WHAT TO WORK ON :: Copy out all the records exactly.

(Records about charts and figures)
= = = = = = =

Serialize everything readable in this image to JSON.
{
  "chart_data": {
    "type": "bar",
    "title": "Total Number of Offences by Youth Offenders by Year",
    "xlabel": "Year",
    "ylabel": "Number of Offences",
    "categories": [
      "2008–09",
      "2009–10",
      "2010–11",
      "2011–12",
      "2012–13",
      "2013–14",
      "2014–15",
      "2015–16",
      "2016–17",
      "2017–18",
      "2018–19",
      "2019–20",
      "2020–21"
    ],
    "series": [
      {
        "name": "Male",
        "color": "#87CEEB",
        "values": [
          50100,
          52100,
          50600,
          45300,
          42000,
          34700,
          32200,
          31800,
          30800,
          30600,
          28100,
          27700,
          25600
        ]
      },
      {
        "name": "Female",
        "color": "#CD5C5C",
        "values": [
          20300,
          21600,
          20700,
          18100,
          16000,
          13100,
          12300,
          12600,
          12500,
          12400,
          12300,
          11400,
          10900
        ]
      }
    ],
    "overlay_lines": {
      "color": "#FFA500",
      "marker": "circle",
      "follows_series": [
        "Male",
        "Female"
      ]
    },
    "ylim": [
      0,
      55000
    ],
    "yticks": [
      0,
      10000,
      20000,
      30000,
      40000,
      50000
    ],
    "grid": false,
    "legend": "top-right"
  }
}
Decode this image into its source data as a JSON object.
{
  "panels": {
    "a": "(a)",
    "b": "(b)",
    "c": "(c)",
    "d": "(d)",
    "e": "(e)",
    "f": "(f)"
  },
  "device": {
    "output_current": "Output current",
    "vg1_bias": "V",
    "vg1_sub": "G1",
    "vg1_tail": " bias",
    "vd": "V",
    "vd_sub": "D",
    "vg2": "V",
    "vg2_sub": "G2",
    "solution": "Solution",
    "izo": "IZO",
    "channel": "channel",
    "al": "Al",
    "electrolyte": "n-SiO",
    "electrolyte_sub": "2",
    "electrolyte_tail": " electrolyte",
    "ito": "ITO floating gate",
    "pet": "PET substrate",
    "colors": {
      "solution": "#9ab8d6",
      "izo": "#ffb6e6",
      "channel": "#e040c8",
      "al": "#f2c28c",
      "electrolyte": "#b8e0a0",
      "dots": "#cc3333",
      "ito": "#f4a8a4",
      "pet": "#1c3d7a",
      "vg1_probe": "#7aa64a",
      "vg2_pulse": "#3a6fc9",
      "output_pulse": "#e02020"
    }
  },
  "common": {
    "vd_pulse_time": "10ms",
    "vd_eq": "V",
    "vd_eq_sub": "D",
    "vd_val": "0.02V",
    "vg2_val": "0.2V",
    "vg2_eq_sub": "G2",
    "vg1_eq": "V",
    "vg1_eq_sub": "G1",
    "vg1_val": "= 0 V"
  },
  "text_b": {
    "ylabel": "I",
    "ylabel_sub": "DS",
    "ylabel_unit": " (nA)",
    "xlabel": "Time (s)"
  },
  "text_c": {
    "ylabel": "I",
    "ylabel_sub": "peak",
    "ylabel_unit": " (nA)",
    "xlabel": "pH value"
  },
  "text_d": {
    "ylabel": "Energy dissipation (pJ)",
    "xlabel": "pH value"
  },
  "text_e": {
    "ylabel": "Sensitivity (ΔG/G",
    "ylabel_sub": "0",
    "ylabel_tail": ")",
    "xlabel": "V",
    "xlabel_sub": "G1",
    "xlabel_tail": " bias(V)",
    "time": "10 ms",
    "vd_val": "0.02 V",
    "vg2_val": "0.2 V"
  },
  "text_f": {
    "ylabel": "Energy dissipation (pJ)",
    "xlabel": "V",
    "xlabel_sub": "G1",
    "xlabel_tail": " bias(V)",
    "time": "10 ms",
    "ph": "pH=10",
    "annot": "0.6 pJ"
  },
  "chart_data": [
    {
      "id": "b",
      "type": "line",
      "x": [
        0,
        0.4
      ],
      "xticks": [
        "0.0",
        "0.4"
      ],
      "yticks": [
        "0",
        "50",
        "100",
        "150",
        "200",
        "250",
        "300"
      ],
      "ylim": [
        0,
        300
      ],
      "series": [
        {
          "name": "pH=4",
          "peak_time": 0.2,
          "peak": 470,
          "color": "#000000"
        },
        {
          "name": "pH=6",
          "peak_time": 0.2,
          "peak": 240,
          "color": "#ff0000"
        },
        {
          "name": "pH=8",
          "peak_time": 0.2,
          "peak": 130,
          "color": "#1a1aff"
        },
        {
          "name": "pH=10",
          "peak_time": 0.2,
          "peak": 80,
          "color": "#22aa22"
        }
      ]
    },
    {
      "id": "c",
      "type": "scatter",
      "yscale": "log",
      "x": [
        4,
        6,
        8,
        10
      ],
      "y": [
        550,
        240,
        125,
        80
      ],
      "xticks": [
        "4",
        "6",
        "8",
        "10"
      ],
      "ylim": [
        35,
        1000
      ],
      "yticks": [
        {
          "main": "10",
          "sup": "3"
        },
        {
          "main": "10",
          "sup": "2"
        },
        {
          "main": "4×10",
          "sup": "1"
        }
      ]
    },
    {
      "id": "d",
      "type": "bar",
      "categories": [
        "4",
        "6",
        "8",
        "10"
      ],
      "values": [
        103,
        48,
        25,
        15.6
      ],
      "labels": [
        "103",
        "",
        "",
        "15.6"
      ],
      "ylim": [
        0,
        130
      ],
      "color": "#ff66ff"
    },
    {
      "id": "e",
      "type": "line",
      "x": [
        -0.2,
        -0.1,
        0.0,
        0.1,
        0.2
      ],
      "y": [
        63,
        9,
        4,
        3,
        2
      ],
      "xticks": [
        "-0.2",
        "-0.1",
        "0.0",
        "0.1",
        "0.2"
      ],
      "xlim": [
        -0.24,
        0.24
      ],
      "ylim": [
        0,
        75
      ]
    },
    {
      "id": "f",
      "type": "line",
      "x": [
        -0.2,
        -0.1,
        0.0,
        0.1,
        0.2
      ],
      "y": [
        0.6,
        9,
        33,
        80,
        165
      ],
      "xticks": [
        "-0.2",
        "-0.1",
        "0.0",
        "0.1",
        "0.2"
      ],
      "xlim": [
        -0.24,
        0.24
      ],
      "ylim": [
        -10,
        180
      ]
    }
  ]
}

= = = = = = =

SOLUTION TO THIS PROBLEM ::
Serialize everything readable in this image to JSON.
{
  "chart_data": {
    "type": "bar",
    "title": "Total Number of Offences by Youth Offenders by Year",
    "xlabel": "Year",
    "ylabel": "Number of Offences",
    "categories": [
      "2008–09",
      "2009–10",
      "2010–11",
      "2011–12",
      "2012–13",
      "2013–14",
      "2014–15",
      "2015–16",
      "2016–17",
      "2017–18",
      "2018–19",
      "2019–20",
      "2020–21"
    ],
    "series": [
      {
        "name": "Male",
        "color": "#87CEEB",
        "values": [
          50100,
          52100,
          50600,
          45300,
          42000,
          34700,
          32200,
          31800,
          30800,
          30600,
          28100,
          27700,
          25600
        ]
      },
      {
        "name": "Female",
        "color": "#CD5C5C",
        "values": [
          20300,
          21600,
          20700,
          18100,
          16000,
          13100,
          12300,
          12600,
          12500,
          12400,
          12300,
          11400,
          10900
        ]
      }
    ],
    "overlay_lines": {
      "color": "#FFA500",
      "marker": "circle",
      "follows_series": [
        "Male",
        "Female"
      ]
    },
    "ylim": [
      0,
      55000
    ],
    "yticks": [
      0,
      10000,
      20000,
      30000,
      40000,
      50000
    ],
    "grid": false,
    "legend": "top-right"
  }
}
Decode this image into its source data as a JSON object.
{
  "panels": {
    "a": "(a)",
    "b": "(b)",
    "c": "(c)",
    "d": "(d)",
    "e": "(e)",
    "f": "(f)"
  },
  "device": {
    "output_current": "Output current",
    "vg1_bias": "V",
    "vg1_sub": "G1",
    "vg1_tail": " bias",
    "vd": "V",
    "vd_sub": "D",
    "vg2": "V",
    "vg2_sub": "G2",
    "solution": "Solution",
    "izo": "IZO",
    "channel": "channel",
    "al": "Al",
    "electrolyte": "n-SiO",
    "electrolyte_sub": "2",
    "electrolyte_tail": " electrolyte",
    "ito": "ITO floating gate",
    "pet": "PET substrate",
    "colors": {
      "solution": "#9ab8d6",
      "izo": "#ffb6e6",
      "channel": "#e040c8",
      "al": "#f2c28c",
      "electrolyte": "#b8e0a0",
      "dots": "#cc3333",
      "ito": "#f4a8a4",
      "pet": "#1c3d7a",
      "vg1_probe": "#7aa64a",
      "vg2_pulse": "#3a6fc9",
      "output_pulse": "#e02020"
    }
  },
  "common": {
    "vd_pulse_time": "10ms",
    "vd_eq": "V",
    "vd_eq_sub": "D",
    "vd_val": "0.02V",
    "vg2_val": "0.2V",
    "vg2_eq_sub": "G2",
    "vg1_eq": "V",
    "vg1_eq_sub": "G1",
    "vg1_val": "= 0 V"
  },
  "text_b": {
    "ylabel": "I",
    "ylabel_sub": "DS",
    "ylabel_unit": " (nA)",
    "xlabel": "Time (s)"
  },
  "text_c": {
    "ylabel": "I",
    "ylabel_sub": "peak",
    "ylabel_unit": " (nA)",
    "xlabel": "pH value"
  },
  "text_d": {
    "ylabel": "Energy dissipation (pJ)",
    "xlabel": "pH value"
  },
  "text_e": {
    "ylabel": "Sensitivity (ΔG/G",
    "ylabel_sub": "0",
    "ylabel_tail": ")",
    "xlabel": "V",
    "xlabel_sub": "G1",
    "xlabel_tail": " bias(V)",
    "time": "10 ms",
    "vd_val": "0.02 V",
    "vg2_val": "0.2 V"
  },
  "text_f": {
    "ylabel": "Energy dissipation (pJ)",
    "xlabel": "V",
    "xlabel_sub": "G1",
    "xlabel_tail": " bias(V)",
    "time": "10 ms",
    "ph": "pH=10",
    "annot": "0.6 pJ"
  },
  "chart_data": [
    {
      "id": "b",
      "type": "line",
      "x": [
        0,
        0.4
      ],
      "xticks": [
        "0.0",
        "0.4"
      ],
      "yticks": [
        "0",
        "50",
        "100",
        "150",
        "200",
        "250",
        "300"
      ],
      "ylim": [
        0,
        300
      ],
      "series": [
        {
          "name": "pH=4",
          "peak_time": 0.2,
          "peak": 470,
          "color": "#000000"
        },
        {
          "name": "pH=6",
          "peak_time": 0.2,
          "peak": 240,
          "color": "#ff0000"
        },
        {
          "name": "pH=8",
          "peak_time": 0.2,
          "peak": 130,
          "color": "#1a1aff"
        },
        {
          "name": "pH=10",
          "peak_time": 0.2,
          "peak": 80,
          "color": "#22aa22"
        }
      ]
    },
    {
      "id": "c",
      "type": "scatter",
      "yscale": "log",
      "x": [
        4,
        6,
        8,
        10
      ],
      "y": [
        550,
        240,
        125,
        80
      ],
      "xticks": [
        "4",
        "6",
        "8",
        "10"
      ],
      "ylim": [
        35,
        1000
      ],
      "yticks": [
        {
          "main": "10",
          "sup": "3"
        },
        {
          "main": "10",
          "sup": "2"
        },
        {
          "main": "4×10",
          "sup": "1"
        }
      ]
    },
    {
      "id": "d",
      "type": "bar",
      "categories": [
        "4",
        "6",
        "8",
        "10"
      ],
      "values": [
        103,
        48,
        25,
        15.6
      ],
      "labels": [
        "103",
        "",
        "",
        "15.6"
      ],
      "ylim": [
        0,
        130
      ],
      "color": "#ff66ff"
    },
    {
      "id": "e",
      "type": "line",
      "x": [
        -0.2,
        -0.1,
        0.0,
        0.1,
        0.2
      ],
      "y": [
        63,
        9,
        4,
        3,
        2
      ],
      "xticks": [
        "-0.2",
        "-0.1",
        "0.0",
        "0.1",
        "0.2"
      ],
      "xlim": [
        -0.24,
        0.24
      ],
      "ylim": [
        0,
        75
      ]
    },
    {
      "id": "f",
      "type": "line",
      "x": [
        -0.2,
        -0.1,
        0.0,
        0.1,
        0.2
      ],
      "y": [
        0.6,
        9,
        33,
        80,
        165
      ],
      "xticks": [
        "-0.2",
        "-0.1",
        "0.0",
        "0.1",
        "0.2"
      ],
      "xlim": [
        -0.24,
        0.24
      ],
      "ylim": [
        -10,
        180
      ]
    }
  ]
}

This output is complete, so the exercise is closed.